What you need to do:
Keep only the lines that hold the string "series", filtering out the rest of the entries below.
═════ Available data ═════
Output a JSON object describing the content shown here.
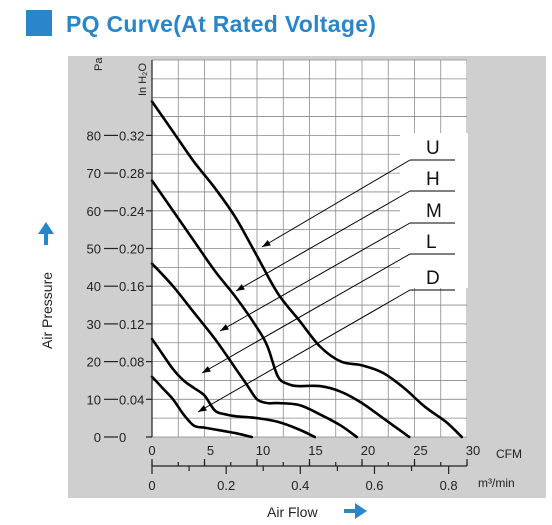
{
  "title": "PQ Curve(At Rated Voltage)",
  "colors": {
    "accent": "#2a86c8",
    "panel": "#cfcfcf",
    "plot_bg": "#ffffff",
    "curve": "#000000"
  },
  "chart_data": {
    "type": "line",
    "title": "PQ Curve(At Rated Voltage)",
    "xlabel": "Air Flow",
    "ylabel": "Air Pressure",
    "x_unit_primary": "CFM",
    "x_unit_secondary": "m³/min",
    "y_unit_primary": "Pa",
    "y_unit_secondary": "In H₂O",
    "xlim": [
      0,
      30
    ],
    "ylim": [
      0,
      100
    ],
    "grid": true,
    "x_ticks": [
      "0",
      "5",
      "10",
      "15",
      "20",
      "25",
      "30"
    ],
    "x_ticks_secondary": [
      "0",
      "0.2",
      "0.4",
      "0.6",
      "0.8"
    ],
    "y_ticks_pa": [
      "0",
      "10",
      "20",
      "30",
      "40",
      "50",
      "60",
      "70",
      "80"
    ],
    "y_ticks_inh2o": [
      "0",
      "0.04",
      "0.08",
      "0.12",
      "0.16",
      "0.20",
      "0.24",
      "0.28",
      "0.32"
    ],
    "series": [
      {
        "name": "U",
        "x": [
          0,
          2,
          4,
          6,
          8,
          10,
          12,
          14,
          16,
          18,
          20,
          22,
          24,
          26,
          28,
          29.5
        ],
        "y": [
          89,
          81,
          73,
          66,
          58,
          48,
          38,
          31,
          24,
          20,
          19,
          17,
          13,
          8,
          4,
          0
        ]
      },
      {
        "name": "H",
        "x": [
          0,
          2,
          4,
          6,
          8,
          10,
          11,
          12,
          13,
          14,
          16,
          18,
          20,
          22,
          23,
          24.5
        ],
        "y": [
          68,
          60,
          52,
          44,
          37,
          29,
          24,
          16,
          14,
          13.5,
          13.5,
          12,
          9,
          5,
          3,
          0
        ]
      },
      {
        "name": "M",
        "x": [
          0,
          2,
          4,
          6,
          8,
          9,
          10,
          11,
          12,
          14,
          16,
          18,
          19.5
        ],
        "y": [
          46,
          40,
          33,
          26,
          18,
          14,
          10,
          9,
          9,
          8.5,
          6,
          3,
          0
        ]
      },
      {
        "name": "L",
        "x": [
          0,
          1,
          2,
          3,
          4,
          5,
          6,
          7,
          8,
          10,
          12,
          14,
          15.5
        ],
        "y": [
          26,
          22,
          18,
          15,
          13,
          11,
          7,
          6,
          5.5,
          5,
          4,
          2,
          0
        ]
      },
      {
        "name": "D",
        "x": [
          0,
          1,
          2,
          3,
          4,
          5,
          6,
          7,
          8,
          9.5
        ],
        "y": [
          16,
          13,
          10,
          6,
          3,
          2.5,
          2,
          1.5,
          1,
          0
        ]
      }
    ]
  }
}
═════
═════ Available data ═════
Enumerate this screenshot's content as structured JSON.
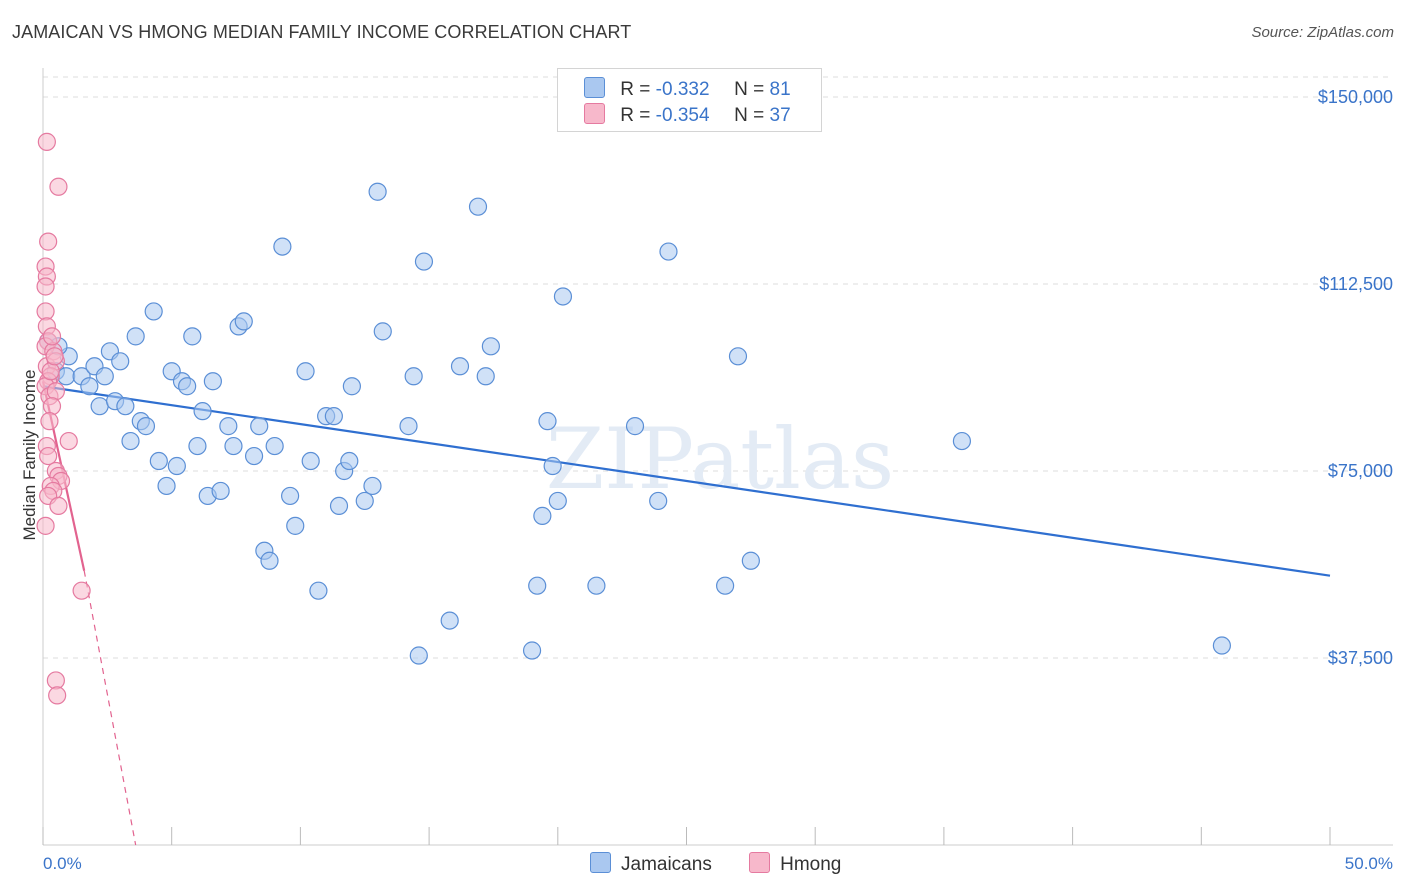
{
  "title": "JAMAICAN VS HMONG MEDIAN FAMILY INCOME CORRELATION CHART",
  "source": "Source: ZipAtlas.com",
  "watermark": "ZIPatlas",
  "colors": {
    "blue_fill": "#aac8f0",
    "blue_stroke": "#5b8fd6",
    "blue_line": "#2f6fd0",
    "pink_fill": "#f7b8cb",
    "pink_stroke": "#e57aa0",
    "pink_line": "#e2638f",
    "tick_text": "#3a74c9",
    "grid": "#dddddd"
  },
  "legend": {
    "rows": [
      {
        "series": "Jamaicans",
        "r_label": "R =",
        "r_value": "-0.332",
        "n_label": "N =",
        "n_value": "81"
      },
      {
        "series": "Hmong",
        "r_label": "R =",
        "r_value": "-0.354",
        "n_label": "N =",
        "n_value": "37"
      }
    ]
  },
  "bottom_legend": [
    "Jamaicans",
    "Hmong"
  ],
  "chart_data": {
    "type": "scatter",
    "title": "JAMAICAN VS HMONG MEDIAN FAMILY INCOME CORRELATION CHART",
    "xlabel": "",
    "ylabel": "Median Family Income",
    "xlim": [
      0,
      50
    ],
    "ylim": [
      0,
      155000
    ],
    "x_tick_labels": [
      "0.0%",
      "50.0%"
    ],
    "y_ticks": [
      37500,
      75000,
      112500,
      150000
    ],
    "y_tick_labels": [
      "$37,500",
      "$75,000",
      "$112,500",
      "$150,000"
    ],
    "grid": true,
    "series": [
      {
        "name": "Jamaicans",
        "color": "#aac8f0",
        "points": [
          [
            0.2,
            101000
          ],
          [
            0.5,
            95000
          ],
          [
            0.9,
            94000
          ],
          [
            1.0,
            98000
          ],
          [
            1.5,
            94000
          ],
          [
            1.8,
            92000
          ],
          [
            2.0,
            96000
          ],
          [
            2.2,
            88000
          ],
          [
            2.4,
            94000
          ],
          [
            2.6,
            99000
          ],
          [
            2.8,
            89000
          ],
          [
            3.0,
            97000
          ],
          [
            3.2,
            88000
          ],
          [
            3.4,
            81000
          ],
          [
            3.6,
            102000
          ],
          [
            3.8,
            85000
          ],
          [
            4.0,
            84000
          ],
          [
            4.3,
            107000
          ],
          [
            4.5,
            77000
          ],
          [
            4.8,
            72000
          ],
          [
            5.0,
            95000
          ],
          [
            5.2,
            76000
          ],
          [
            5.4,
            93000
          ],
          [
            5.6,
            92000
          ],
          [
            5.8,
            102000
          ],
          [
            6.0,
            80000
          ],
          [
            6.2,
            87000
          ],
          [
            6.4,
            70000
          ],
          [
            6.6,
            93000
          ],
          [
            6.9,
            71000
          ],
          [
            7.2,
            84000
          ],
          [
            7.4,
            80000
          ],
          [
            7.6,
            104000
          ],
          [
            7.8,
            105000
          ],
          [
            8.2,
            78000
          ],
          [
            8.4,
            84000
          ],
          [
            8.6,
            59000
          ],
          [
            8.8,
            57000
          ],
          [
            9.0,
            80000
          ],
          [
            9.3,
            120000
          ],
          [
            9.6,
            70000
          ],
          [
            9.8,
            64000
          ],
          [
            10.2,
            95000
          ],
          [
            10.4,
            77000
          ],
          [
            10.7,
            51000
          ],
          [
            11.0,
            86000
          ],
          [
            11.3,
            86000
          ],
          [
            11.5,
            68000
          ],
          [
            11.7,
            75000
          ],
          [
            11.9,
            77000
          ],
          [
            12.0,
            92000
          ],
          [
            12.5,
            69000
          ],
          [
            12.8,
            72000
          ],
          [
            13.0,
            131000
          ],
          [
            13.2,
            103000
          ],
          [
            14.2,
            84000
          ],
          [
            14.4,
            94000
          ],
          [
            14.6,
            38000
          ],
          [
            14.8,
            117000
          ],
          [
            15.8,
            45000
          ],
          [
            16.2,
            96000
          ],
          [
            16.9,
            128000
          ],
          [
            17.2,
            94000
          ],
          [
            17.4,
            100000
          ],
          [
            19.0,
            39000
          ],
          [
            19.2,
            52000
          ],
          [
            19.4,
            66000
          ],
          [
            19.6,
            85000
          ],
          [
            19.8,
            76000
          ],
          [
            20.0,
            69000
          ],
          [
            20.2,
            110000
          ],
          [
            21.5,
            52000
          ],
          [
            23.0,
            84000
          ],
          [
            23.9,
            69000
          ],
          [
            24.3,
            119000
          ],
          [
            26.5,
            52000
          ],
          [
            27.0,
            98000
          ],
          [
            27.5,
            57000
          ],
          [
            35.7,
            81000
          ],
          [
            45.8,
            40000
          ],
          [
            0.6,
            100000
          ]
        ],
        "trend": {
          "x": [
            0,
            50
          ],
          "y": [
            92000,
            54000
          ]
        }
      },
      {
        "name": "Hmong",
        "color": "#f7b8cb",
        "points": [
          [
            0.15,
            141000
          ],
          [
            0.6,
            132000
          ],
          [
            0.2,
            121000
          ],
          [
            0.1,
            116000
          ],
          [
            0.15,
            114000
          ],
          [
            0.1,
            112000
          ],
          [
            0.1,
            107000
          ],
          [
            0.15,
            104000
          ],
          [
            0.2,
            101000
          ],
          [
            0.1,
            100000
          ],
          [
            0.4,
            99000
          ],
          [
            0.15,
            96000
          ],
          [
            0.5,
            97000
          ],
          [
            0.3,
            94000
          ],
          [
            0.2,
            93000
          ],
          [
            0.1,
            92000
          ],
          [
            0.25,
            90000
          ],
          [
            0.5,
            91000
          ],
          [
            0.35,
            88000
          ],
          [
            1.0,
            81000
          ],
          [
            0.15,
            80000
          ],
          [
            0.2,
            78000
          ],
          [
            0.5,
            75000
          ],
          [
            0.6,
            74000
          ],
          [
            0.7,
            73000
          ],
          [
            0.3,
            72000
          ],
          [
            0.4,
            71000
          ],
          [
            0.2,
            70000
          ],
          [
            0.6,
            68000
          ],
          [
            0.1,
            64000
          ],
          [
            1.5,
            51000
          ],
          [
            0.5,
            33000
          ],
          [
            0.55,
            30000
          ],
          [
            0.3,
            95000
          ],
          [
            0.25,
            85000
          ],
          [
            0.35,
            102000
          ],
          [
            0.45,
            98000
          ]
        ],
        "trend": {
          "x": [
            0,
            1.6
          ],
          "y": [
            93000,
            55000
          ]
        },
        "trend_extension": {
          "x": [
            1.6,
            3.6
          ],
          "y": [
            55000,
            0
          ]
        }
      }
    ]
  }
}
═════
Result of the task:
    "series": [
        "series": "Jamaicans",
        "series": "Hmong",
    "series": [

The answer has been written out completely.